In the data below, find every line that has the string "FGBO", and copy it.

__Information provided__:

+---+

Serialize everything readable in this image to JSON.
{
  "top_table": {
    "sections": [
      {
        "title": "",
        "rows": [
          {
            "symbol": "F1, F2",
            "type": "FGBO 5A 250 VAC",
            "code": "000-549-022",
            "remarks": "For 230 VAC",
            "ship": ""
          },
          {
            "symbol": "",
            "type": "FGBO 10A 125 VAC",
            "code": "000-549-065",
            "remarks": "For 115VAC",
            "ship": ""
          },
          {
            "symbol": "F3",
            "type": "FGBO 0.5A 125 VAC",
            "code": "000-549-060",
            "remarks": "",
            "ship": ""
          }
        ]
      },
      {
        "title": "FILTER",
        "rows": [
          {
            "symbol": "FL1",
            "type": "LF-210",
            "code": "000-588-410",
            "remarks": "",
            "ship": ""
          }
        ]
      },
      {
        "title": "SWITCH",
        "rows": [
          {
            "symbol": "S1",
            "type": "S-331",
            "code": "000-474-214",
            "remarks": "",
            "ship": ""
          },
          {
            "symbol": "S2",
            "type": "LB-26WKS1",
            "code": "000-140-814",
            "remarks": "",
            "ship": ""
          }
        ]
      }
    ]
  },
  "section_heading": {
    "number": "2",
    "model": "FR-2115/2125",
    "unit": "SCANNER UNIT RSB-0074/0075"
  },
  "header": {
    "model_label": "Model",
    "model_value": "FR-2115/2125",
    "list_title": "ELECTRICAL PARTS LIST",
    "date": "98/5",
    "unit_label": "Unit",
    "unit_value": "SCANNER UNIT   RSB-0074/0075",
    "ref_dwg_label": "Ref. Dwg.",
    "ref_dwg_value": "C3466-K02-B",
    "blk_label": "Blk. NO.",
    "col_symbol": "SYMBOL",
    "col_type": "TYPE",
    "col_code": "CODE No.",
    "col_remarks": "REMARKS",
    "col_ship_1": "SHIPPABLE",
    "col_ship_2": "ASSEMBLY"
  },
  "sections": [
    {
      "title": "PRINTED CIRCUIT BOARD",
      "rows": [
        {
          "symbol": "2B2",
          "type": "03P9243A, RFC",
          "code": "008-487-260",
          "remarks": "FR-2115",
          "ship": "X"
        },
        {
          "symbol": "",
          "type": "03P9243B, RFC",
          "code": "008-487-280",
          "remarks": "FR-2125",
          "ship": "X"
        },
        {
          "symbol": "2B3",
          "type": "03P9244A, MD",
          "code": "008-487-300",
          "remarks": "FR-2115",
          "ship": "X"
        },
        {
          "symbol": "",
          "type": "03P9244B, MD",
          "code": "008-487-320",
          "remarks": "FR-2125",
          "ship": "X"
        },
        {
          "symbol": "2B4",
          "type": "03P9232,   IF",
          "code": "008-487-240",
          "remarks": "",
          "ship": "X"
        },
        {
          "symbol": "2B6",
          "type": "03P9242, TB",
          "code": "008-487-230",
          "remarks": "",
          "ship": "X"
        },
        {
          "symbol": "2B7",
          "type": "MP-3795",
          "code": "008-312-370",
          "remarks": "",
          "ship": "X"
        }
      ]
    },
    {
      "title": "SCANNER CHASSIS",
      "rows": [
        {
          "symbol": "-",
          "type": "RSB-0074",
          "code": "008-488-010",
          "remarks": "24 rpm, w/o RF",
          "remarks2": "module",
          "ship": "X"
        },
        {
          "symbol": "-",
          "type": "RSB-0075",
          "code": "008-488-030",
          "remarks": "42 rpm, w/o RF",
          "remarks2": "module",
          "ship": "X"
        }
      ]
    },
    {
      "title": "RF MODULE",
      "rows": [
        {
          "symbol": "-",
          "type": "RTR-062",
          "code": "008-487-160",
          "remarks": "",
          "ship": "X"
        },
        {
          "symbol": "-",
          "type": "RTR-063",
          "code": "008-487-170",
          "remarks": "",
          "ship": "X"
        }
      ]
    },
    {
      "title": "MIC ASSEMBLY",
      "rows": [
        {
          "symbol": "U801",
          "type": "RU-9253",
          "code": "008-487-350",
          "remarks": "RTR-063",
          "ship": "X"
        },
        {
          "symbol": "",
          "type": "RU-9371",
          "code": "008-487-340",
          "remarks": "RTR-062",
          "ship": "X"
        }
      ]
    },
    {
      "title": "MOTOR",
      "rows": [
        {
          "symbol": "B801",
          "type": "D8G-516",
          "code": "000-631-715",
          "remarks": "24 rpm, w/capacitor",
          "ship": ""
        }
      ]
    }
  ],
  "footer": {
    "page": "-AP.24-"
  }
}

+---+

__Result for this exercise__:
            "type": "FGBO 5A 250 VAC",
            "type": "FGBO 10A 125 VAC",
            "type": "FGBO 0.5A 125 VAC",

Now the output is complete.